-- begin AVAILABLE DATA --

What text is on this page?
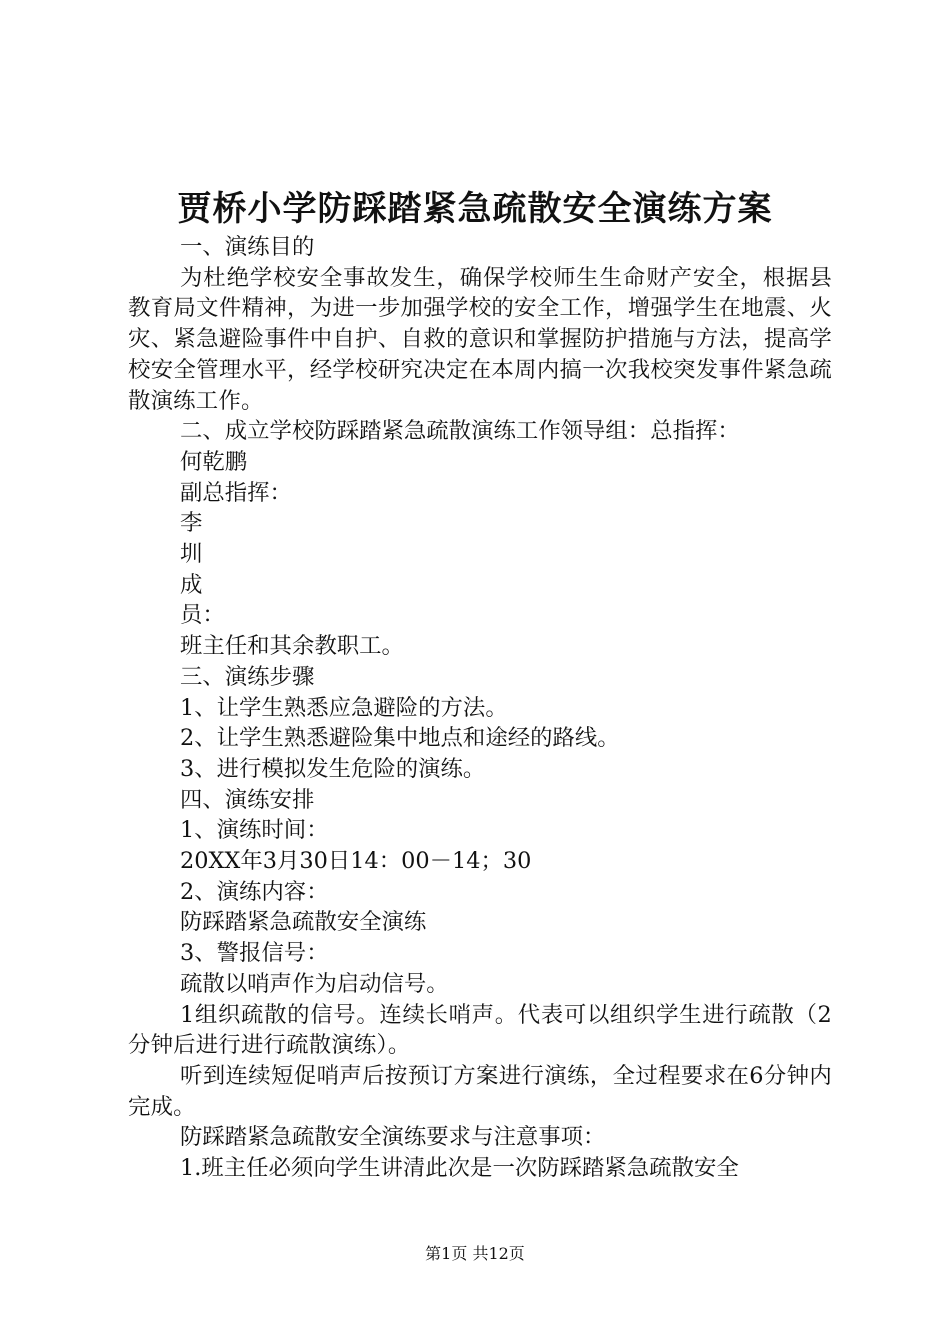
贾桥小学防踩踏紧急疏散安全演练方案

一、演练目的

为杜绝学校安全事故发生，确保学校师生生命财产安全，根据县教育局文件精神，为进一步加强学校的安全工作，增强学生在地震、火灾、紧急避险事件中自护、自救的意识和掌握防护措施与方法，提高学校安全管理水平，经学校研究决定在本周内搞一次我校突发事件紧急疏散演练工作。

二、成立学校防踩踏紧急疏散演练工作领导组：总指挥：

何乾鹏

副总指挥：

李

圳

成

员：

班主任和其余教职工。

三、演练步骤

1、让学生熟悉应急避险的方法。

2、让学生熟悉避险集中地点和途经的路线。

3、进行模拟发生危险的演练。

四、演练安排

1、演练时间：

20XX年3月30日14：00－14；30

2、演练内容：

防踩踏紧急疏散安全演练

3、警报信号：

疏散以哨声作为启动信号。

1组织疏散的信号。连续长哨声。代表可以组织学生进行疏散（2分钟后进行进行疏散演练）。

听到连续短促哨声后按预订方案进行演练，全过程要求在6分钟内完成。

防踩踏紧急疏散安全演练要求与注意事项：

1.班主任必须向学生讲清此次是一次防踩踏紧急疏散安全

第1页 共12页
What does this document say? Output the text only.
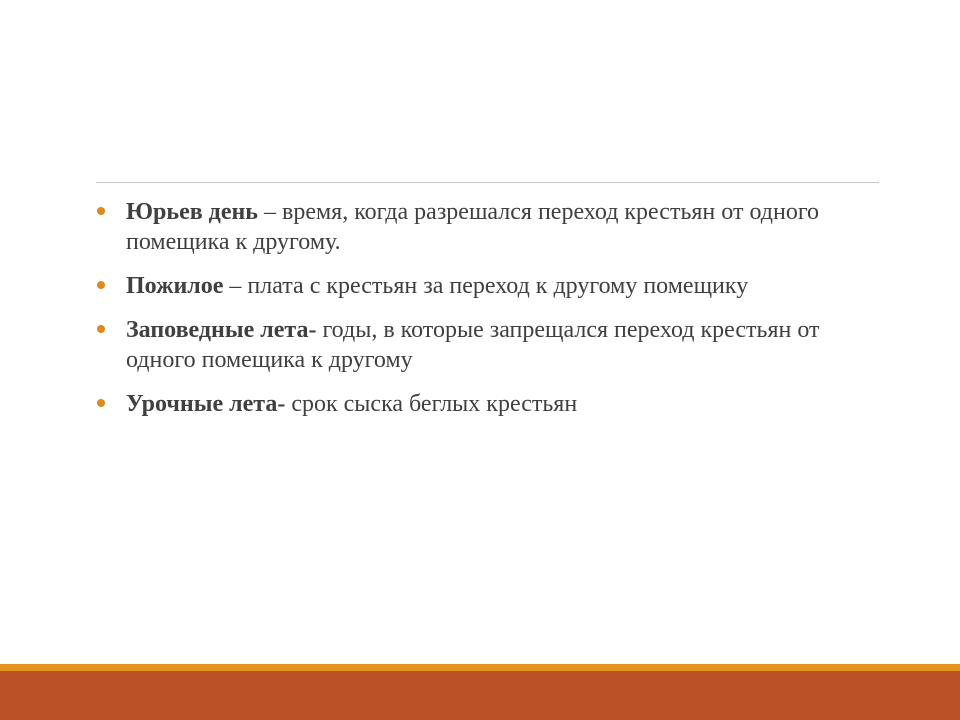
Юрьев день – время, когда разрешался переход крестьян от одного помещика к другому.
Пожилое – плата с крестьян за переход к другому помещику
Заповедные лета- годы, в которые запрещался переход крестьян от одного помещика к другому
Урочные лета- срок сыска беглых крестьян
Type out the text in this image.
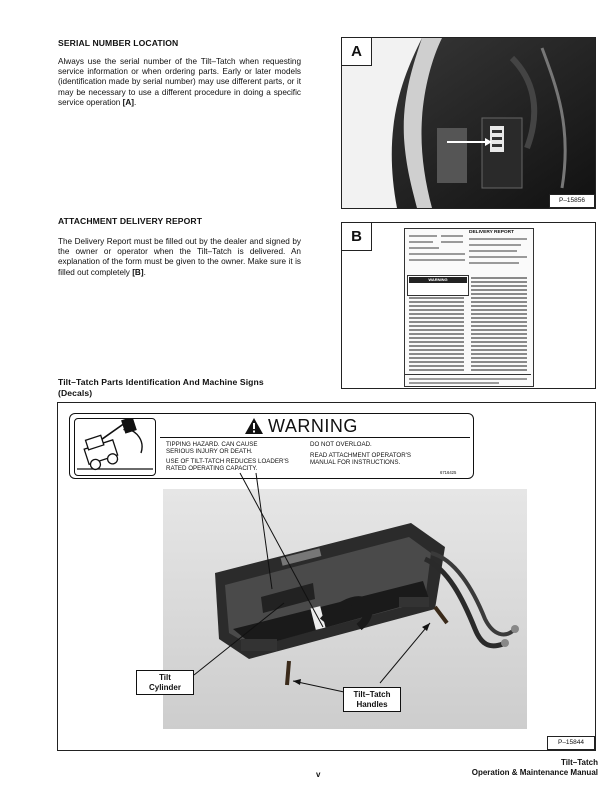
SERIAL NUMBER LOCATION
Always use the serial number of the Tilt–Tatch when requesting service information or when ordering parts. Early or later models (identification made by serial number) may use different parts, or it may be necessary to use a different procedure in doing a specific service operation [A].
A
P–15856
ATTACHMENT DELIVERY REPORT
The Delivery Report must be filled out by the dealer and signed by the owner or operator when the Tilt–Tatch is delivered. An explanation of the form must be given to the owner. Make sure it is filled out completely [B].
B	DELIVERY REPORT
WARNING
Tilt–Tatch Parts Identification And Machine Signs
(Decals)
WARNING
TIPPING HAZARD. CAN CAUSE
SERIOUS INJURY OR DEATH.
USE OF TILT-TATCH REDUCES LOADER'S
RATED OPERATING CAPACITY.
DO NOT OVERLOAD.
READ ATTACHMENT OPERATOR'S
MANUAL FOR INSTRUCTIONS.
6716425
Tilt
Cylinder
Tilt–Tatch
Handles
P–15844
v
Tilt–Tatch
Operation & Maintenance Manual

-- end AVAILABLE DATA --

> **TASK BRIEF**
From the entries above, list each line with "ATTACHMENT" in it.

> **EXERCISE ANSWER**
ATTACHMENT DELIVERY REPORT
READ ATTACHMENT OPERATOR'S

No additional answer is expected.